#### [Task instructions]
Copy out the entries from the first line through the line containing "ribbon-participant-3 (1401, 205, 2459, 814)", including both of those lines, and reproduce each one unchanged.

#### [Records for the task]
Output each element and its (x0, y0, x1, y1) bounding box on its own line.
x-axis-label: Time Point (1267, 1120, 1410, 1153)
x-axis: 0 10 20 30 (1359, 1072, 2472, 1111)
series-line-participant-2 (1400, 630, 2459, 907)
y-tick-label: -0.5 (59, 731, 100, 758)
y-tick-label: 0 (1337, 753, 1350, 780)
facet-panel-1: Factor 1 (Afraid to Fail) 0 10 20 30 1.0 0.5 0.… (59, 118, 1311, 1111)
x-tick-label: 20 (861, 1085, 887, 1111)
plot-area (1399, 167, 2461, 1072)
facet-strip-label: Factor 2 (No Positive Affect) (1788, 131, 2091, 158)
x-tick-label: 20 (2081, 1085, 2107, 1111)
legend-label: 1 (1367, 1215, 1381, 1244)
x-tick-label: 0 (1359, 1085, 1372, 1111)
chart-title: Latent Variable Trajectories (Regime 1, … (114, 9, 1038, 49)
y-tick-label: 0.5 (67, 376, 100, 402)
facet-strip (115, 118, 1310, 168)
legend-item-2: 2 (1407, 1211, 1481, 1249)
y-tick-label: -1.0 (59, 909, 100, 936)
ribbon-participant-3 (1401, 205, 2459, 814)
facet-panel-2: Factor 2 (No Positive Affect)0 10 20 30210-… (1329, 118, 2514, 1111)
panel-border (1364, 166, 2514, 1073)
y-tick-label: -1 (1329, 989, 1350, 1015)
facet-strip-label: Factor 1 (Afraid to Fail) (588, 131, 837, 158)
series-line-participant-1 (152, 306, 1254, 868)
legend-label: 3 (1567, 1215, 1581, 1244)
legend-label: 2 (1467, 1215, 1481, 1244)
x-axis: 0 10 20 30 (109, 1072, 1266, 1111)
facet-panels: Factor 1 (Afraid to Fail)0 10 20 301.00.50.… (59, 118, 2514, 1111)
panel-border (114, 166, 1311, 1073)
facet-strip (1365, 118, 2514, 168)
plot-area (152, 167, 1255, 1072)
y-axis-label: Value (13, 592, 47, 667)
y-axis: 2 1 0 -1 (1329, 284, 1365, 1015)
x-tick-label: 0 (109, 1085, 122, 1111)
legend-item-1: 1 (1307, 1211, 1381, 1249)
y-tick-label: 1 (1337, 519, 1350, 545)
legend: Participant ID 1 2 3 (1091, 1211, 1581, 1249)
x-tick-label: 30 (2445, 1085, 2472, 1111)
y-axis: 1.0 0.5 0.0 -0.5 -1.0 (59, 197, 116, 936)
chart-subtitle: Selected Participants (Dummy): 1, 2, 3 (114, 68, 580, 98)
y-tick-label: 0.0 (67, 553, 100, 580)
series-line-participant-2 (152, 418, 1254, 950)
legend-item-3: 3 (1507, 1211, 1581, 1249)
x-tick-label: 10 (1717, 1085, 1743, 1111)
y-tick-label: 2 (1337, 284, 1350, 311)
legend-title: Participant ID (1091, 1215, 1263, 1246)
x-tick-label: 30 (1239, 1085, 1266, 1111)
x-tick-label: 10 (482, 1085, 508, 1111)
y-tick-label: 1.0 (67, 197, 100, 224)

#### [Response to the task]
Output each element and its (x0, y0, x1, y1) bounding box on its own line.
x-axis-label: Time Point (1267, 1120, 1410, 1153)
x-axis: 0 10 20 30 (1359, 1072, 2472, 1111)
series-line-participant-2 (1400, 630, 2459, 907)
y-tick-label: -0.5 (59, 731, 100, 758)
y-tick-label: 0 (1337, 753, 1350, 780)
facet-panel-1: Factor 1 (Afraid to Fail) 0 10 20 30 1.0 0.5 0.… (59, 118, 1311, 1111)
x-tick-label: 20 (861, 1085, 887, 1111)
plot-area (1399, 167, 2461, 1072)
facet-strip-label: Factor 2 (No Positive Affect) (1788, 131, 2091, 158)
x-tick-label: 20 (2081, 1085, 2107, 1111)
legend-label: 1 (1367, 1215, 1381, 1244)
x-tick-label: 0 (1359, 1085, 1372, 1111)
chart-title: Latent Variable Trajectories (Regime 1, … (114, 9, 1038, 49)
y-tick-label: 0.5 (67, 376, 100, 402)
facet-strip (115, 118, 1310, 168)
legend-item-2: 2 (1407, 1211, 1481, 1249)
y-tick-label: -1.0 (59, 909, 100, 936)
ribbon-participant-3 (1401, 205, 2459, 814)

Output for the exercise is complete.